* **WORK INSTRUCTIONS**
Please count the lines in the records below that contain the string "title" and give only the number.

* **DATA FOR PROCESSING**
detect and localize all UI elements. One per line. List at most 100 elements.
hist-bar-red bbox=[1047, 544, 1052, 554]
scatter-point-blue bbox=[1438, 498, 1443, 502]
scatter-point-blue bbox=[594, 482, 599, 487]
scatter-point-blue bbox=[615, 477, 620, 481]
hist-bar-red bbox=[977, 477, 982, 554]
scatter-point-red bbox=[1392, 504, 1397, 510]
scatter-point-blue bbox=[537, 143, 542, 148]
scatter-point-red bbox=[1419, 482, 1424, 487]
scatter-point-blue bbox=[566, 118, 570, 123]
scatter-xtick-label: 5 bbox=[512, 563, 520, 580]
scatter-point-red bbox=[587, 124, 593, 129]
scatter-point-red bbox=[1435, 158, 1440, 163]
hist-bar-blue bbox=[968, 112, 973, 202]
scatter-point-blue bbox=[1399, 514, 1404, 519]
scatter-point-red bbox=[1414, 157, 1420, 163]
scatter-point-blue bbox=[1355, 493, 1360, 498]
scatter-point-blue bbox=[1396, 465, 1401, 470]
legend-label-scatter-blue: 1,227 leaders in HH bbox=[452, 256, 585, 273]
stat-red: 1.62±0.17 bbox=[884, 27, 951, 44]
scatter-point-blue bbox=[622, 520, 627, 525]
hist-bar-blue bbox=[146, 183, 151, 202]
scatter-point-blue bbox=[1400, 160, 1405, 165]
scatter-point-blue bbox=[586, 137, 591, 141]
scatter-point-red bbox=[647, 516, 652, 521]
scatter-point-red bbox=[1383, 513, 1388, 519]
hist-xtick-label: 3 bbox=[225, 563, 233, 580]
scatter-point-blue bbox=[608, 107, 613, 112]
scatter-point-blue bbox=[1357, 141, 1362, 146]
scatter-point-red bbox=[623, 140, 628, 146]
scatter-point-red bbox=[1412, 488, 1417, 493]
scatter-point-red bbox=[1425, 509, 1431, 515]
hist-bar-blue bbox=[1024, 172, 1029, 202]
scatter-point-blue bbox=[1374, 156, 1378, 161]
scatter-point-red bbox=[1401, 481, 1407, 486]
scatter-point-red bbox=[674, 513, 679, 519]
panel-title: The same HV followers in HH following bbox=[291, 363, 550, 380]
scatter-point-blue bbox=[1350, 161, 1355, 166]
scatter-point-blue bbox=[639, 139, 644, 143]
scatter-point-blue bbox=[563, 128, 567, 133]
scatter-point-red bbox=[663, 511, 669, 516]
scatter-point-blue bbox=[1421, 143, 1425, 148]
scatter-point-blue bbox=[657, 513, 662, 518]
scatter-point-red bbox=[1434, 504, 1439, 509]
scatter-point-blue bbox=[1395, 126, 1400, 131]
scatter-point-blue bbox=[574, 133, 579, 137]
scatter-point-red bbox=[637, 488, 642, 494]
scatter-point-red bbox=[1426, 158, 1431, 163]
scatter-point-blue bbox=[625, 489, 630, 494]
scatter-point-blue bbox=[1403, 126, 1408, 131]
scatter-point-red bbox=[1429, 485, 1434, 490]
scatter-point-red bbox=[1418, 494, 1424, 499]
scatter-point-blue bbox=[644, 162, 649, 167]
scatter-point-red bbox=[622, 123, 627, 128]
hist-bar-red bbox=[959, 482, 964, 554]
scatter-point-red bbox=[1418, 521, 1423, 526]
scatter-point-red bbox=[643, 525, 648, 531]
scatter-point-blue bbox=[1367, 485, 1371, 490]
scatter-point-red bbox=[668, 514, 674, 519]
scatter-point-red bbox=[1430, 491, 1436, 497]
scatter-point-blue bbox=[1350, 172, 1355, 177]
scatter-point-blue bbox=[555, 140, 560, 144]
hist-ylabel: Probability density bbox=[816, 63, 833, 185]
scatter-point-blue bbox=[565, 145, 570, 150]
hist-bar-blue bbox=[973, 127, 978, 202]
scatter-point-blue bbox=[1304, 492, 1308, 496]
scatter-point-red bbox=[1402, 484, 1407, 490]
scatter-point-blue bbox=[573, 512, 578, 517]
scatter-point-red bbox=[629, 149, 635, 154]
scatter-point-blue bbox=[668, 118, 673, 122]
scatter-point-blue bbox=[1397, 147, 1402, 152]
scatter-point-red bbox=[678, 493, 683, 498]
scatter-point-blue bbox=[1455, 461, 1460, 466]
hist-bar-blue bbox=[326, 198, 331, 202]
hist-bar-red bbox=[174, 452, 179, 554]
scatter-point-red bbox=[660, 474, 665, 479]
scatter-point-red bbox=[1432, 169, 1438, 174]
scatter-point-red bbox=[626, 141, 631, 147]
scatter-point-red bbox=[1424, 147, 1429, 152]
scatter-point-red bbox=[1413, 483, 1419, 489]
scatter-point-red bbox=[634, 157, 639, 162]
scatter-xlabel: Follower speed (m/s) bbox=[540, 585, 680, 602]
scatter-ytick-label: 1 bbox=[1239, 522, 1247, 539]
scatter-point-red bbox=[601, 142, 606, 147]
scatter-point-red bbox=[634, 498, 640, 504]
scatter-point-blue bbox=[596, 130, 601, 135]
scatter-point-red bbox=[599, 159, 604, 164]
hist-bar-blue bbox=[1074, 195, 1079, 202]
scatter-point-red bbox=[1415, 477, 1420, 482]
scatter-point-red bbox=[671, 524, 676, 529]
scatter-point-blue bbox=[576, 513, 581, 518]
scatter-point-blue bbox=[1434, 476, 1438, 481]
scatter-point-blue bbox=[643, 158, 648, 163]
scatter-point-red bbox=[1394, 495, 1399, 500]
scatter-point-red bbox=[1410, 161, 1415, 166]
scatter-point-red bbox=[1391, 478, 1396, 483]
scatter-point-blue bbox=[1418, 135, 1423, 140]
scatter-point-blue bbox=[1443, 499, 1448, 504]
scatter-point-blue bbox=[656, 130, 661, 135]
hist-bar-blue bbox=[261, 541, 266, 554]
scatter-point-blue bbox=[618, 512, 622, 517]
---
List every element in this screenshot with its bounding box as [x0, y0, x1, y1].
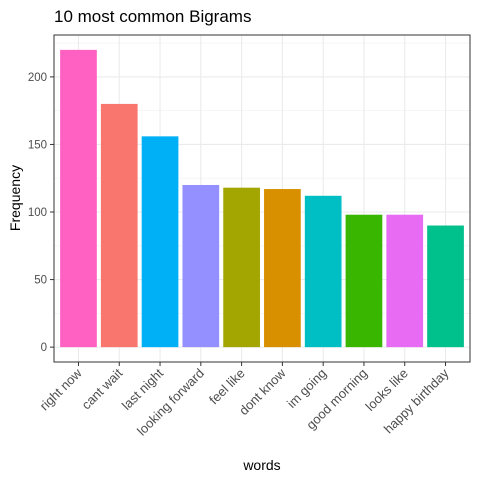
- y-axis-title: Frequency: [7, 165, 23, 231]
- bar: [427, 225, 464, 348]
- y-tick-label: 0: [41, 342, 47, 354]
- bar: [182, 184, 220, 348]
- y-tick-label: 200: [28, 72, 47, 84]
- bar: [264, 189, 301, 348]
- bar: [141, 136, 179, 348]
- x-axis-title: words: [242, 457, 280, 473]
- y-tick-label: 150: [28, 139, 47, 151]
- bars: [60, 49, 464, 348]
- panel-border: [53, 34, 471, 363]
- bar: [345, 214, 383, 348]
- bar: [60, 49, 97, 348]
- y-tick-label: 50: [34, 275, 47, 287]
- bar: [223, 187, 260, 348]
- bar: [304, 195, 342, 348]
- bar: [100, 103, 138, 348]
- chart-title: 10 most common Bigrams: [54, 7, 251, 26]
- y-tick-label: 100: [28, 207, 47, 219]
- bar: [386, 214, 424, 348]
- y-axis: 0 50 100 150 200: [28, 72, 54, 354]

* **RESPONSE FOR THIS EXERCISE**
4